**EXERCISE DESCRIPTION:** Write out the material exactly, leaving every picture behind.

**DATA SUPPLIED:**

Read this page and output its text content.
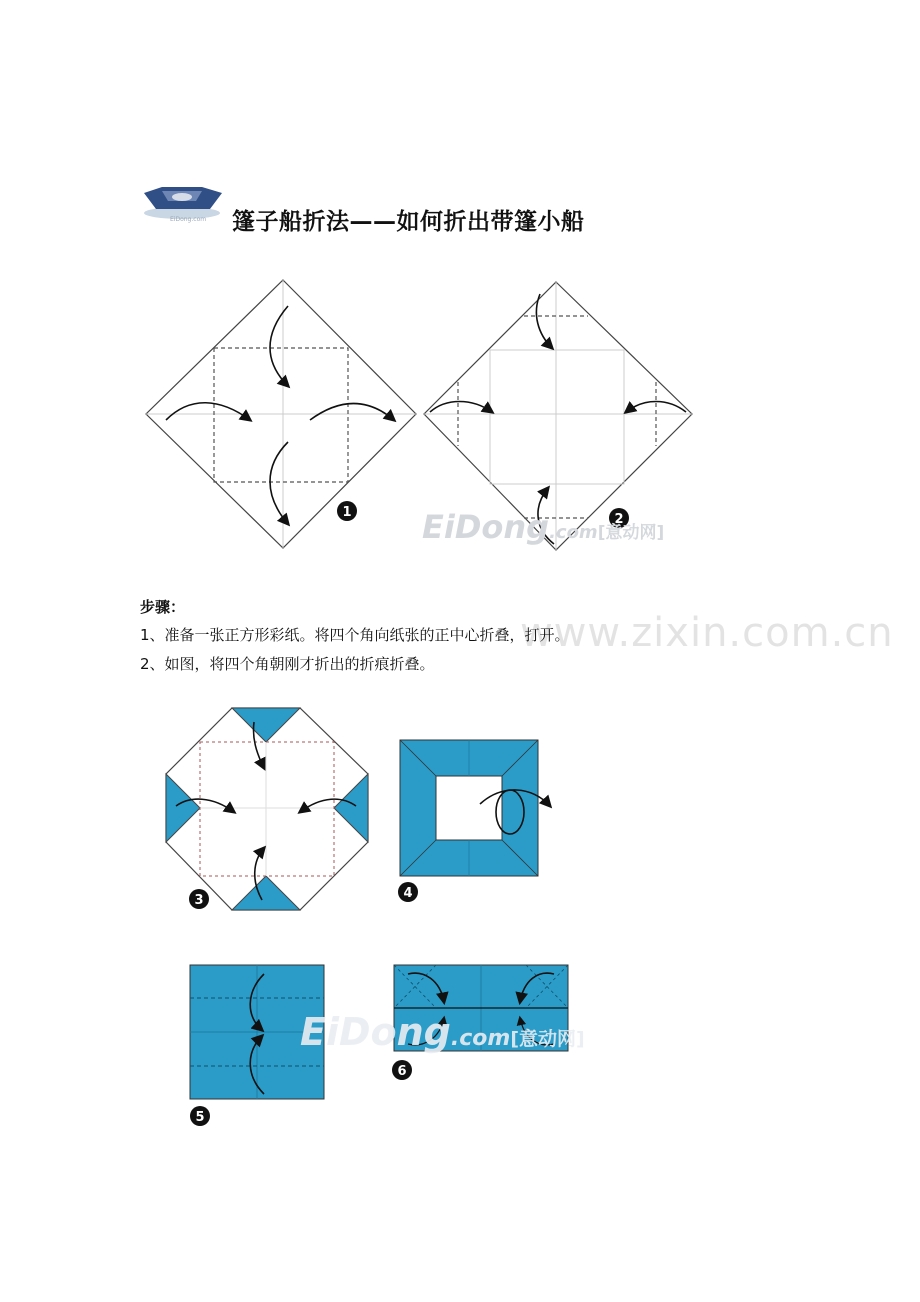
EiDong.com 篷子船折法——如何折出带篷小船
1	2
EiDong.com[意动网]
步骤：
www.zixin.com.cn
1、准备一张正方形彩纸。将四个角向纸张的正中心折叠，打开。
2、如图，将四个角朝刚才折出的折痕折叠。
3	4
5
6
EiDong.com[意动网]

**OUTPUT:**
Read this page and output its text content.
EiDong.com 篷子船折法——如何折出带篷小船
1	2
EiDong.com[意动网]
步骤：
www.zixin.com.cn
1、准备一张正方形彩纸。将四个角向纸张的正中心折叠，打开。
2、如图，将四个角朝刚才折出的折痕折叠。
3	4
5
6
EiDong.com[意动网]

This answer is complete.